Exercise task –
Produce an exact transcription of the listing below, omitting the pictures.

(A run of records)
----------------------------------------
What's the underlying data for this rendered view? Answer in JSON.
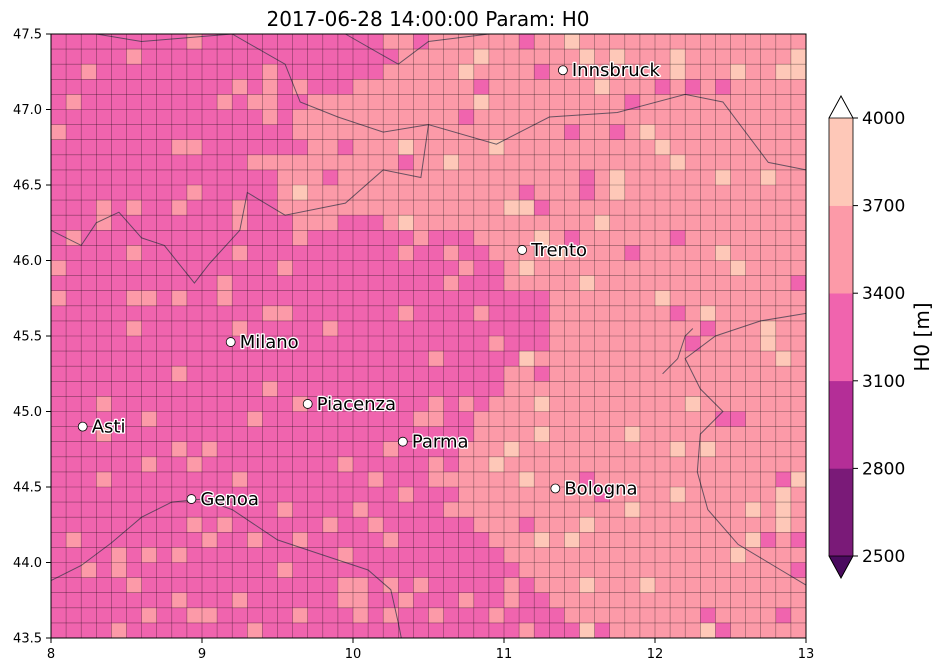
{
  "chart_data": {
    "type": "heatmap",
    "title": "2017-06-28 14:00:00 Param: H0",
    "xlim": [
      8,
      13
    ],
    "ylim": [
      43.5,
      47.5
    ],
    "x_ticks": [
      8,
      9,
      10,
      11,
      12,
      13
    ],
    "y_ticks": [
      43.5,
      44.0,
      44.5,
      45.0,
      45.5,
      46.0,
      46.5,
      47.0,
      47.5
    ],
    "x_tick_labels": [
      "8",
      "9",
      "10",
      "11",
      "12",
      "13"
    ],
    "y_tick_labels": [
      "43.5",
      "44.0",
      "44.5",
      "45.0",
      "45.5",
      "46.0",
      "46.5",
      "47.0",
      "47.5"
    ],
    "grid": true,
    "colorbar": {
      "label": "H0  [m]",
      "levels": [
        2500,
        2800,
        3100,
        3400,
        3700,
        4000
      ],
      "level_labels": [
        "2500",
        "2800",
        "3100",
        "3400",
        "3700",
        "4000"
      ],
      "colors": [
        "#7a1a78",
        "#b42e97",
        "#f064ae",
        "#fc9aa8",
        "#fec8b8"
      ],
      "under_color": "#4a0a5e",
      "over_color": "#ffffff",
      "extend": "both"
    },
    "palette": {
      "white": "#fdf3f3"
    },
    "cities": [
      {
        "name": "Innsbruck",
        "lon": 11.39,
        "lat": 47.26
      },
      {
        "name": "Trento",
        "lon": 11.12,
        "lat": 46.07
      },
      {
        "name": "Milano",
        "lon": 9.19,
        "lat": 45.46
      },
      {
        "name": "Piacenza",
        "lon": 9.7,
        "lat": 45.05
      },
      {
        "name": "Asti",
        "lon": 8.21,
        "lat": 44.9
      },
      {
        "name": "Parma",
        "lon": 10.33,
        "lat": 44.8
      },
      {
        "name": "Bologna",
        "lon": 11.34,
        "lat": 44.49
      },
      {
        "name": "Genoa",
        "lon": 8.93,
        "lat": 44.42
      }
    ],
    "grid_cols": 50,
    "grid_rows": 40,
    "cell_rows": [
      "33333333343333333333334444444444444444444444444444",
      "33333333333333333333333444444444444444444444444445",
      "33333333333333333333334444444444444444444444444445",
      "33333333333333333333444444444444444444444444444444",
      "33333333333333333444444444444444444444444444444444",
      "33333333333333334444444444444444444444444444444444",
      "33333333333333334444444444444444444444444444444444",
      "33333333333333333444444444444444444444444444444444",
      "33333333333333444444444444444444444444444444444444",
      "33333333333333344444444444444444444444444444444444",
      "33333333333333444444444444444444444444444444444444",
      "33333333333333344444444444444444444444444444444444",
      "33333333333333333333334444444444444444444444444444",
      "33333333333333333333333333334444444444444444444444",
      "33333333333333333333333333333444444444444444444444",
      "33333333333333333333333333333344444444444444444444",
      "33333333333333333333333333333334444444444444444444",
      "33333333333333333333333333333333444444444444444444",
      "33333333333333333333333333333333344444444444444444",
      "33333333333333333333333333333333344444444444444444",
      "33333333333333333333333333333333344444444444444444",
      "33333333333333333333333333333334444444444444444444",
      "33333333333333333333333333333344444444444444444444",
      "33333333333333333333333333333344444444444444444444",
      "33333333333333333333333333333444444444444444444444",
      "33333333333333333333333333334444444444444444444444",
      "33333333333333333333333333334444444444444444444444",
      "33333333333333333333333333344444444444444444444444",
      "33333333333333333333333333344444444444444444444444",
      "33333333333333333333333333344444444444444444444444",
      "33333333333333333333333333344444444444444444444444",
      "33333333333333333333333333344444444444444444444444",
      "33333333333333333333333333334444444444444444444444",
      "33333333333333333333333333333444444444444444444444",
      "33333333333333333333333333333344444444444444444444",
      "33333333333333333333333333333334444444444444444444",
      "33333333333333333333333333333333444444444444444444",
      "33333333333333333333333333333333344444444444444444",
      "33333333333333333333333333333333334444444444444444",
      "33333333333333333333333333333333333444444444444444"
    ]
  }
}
----------------------------------------
Answer to this exercise –
What's the underlying data for this rendered view? Answer in JSON.
{
  "chart_data": {
    "type": "heatmap",
    "title": "2017-06-28 14:00:00 Param: H0",
    "xlim": [
      8,
      13
    ],
    "ylim": [
      43.5,
      47.5
    ],
    "x_ticks": [
      8,
      9,
      10,
      11,
      12,
      13
    ],
    "y_ticks": [
      43.5,
      44.0,
      44.5,
      45.0,
      45.5,
      46.0,
      46.5,
      47.0,
      47.5
    ],
    "x_tick_labels": [
      "8",
      "9",
      "10",
      "11",
      "12",
      "13"
    ],
    "y_tick_labels": [
      "43.5",
      "44.0",
      "44.5",
      "45.0",
      "45.5",
      "46.0",
      "46.5",
      "47.0",
      "47.5"
    ],
    "grid": true,
    "colorbar": {
      "label": "H0  [m]",
      "levels": [
        2500,
        2800,
        3100,
        3400,
        3700,
        4000
      ],
      "level_labels": [
        "2500",
        "2800",
        "3100",
        "3400",
        "3700",
        "4000"
      ],
      "colors": [
        "#7a1a78",
        "#b42e97",
        "#f064ae",
        "#fc9aa8",
        "#fec8b8"
      ],
      "under_color": "#4a0a5e",
      "over_color": "#ffffff",
      "extend": "both"
    },
    "palette": {
      "white": "#fdf3f3"
    },
    "cities": [
      {
        "name": "Innsbruck",
        "lon": 11.39,
        "lat": 47.26
      },
      {
        "name": "Trento",
        "lon": 11.12,
        "lat": 46.07
      },
      {
        "name": "Milano",
        "lon": 9.19,
        "lat": 45.46
      },
      {
        "name": "Piacenza",
        "lon": 9.7,
        "lat": 45.05
      },
      {
        "name": "Asti",
        "lon": 8.21,
        "lat": 44.9
      },
      {
        "name": "Parma",
        "lon": 10.33,
        "lat": 44.8
      },
      {
        "name": "Bologna",
        "lon": 11.34,
        "lat": 44.49
      },
      {
        "name": "Genoa",
        "lon": 8.93,
        "lat": 44.42
      }
    ],
    "grid_cols": 50,
    "grid_rows": 40,
    "cell_rows": [
      "33333333343333333333334444444444444444444444444444",
      "33333333333333333333333444444444444444444444444445",
      "33333333333333333333334444444444444444444444444445",
      "33333333333333333333444444444444444444444444444444",
      "33333333333333333444444444444444444444444444444444",
      "33333333333333334444444444444444444444444444444444",
      "33333333333333334444444444444444444444444444444444",
      "33333333333333333444444444444444444444444444444444",
      "33333333333333444444444444444444444444444444444444",
      "33333333333333344444444444444444444444444444444444",
      "33333333333333444444444444444444444444444444444444",
      "33333333333333344444444444444444444444444444444444",
      "33333333333333333333334444444444444444444444444444",
      "33333333333333333333333333334444444444444444444444",
      "33333333333333333333333333333444444444444444444444",
      "33333333333333333333333333333344444444444444444444",
      "33333333333333333333333333333334444444444444444444",
      "33333333333333333333333333333333444444444444444444",
      "33333333333333333333333333333333344444444444444444",
      "33333333333333333333333333333333344444444444444444",
      "33333333333333333333333333333333344444444444444444",
      "33333333333333333333333333333334444444444444444444",
      "33333333333333333333333333333344444444444444444444",
      "33333333333333333333333333333344444444444444444444",
      "33333333333333333333333333333444444444444444444444",
      "33333333333333333333333333334444444444444444444444",
      "33333333333333333333333333334444444444444444444444",
      "33333333333333333333333333344444444444444444444444",
      "33333333333333333333333333344444444444444444444444",
      "33333333333333333333333333344444444444444444444444",
      "33333333333333333333333333344444444444444444444444",
      "33333333333333333333333333344444444444444444444444",
      "33333333333333333333333333334444444444444444444444",
      "33333333333333333333333333333444444444444444444444",
      "33333333333333333333333333333344444444444444444444",
      "33333333333333333333333333333334444444444444444444",
      "33333333333333333333333333333333444444444444444444",
      "33333333333333333333333333333333344444444444444444",
      "33333333333333333333333333333333334444444444444444",
      "33333333333333333333333333333333333444444444444444"
    ]
  }
}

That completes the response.